[Dataset entries]
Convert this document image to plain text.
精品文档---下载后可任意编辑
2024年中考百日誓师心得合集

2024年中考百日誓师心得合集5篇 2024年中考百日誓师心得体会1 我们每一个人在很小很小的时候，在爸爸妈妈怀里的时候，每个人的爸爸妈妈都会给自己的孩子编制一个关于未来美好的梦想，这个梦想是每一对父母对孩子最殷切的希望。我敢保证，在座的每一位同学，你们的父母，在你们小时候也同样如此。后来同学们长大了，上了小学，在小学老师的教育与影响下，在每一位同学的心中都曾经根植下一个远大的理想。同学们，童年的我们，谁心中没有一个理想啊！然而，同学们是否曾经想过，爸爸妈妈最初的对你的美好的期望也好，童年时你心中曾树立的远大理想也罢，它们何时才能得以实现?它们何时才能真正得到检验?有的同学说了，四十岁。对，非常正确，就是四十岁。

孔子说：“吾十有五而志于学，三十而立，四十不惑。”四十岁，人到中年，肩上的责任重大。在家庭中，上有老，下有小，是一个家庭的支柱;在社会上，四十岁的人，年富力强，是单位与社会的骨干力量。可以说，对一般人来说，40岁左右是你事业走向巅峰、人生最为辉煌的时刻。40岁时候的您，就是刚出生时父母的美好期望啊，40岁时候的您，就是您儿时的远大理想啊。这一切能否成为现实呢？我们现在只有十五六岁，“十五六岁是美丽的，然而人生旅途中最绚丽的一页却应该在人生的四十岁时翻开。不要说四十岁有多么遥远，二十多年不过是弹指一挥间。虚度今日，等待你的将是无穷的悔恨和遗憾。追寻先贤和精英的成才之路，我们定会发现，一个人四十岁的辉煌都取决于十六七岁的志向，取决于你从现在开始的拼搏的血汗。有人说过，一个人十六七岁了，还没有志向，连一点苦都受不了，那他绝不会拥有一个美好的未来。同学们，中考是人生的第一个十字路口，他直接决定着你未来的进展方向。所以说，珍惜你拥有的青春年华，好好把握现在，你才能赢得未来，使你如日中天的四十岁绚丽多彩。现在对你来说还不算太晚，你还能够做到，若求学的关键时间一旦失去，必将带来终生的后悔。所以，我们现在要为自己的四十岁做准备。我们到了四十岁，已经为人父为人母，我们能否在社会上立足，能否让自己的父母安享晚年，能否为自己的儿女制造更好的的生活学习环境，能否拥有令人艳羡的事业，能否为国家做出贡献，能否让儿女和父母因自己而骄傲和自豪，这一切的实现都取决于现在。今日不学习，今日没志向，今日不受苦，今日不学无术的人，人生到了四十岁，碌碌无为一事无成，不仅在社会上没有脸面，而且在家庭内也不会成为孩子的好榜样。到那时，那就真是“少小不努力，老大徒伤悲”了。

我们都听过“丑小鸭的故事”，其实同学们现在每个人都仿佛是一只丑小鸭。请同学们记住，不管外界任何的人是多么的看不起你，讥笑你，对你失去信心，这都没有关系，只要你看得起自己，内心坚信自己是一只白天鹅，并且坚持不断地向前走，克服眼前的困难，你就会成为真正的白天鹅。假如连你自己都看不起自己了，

◆ AIM ◆
Retype the records in full. Keep every line identical to the original.

◆ ANSWER FOR THIS EXERCISE ◆
Convert this document image to plain text.
精品文档---下载后可任意编辑
2024年中考百日誓师心得合集

2024年中考百日誓师心得合集5篇 2024年中考百日誓师心得体会1 我们每一个人在很小很小的时候，在爸爸妈妈怀里的时候，每个人的爸爸妈妈都会给自己的孩子编制一个关于未来美好的梦想，这个梦想是每一对父母对孩子最殷切的希望。我敢保证，在座的每一位同学，你们的父母，在你们小时候也同样如此。后来同学们长大了，上了小学，在小学老师的教育与影响下，在每一位同学的心中都曾经根植下一个远大的理想。同学们，童年的我们，谁心中没有一个理想啊！然而，同学们是否曾经想过，爸爸妈妈最初的对你的美好的期望也好，童年时你心中曾树立的远大理想也罢，它们何时才能得以实现?它们何时才能真正得到检验?有的同学说了，四十岁。对，非常正确，就是四十岁。

孔子说：“吾十有五而志于学，三十而立，四十不惑。”四十岁，人到中年，肩上的责任重大。在家庭中，上有老，下有小，是一个家庭的支柱;在社会上，四十岁的人，年富力强，是单位与社会的骨干力量。可以说，对一般人来说，40岁左右是你事业走向巅峰、人生最为辉煌的时刻。40岁时候的您，就是刚出生时父母的美好期望啊，40岁时候的您，就是您儿时的远大理想啊。这一切能否成为现实呢？我们现在只有十五六岁，“十五六岁是美丽的，然而人生旅途中最绚丽的一页却应该在人生的四十岁时翻开。不要说四十岁有多么遥远，二十多年不过是弹指一挥间。虚度今日，等待你的将是无穷的悔恨和遗憾。追寻先贤和精英的成才之路，我们定会发现，一个人四十岁的辉煌都取决于十六七岁的志向，取决于你从现在开始的拼搏的血汗。有人说过，一个人十六七岁了，还没有志向，连一点苦都受不了，那他绝不会拥有一个美好的未来。同学们，中考是人生的第一个十字路口，他直接决定着你未来的进展方向。所以说，珍惜你拥有的青春年华，好好把握现在，你才能赢得未来，使你如日中天的四十岁绚丽多彩。现在对你来说还不算太晚，你还能够做到，若求学的关键时间一旦失去，必将带来终生的后悔。所以，我们现在要为自己的四十岁做准备。我们到了四十岁，已经为人父为人母，我们能否在社会上立足，能否让自己的父母安享晚年，能否为自己的儿女制造更好的的生活学习环境，能否拥有令人艳羡的事业，能否为国家做出贡献，能否让儿女和父母因自己而骄傲和自豪，这一切的实现都取决于现在。今日不学习，今日没志向，今日不受苦，今日不学无术的人，人生到了四十岁，碌碌无为一事无成，不仅在社会上没有脸面，而且在家庭内也不会成为孩子的好榜样。到那时，那就真是“少小不努力，老大徒伤悲”了。

我们都听过“丑小鸭的故事”，其实同学们现在每个人都仿佛是一只丑小鸭。请同学们记住，不管外界任何的人是多么的看不起你，讥笑你，对你失去信心，这都没有关系，只要你看得起自己，内心坚信自己是一只白天鹅，并且坚持不断地向前走，克服眼前的困难，你就会成为真正的白天鹅。假如连你自己都看不起自己了，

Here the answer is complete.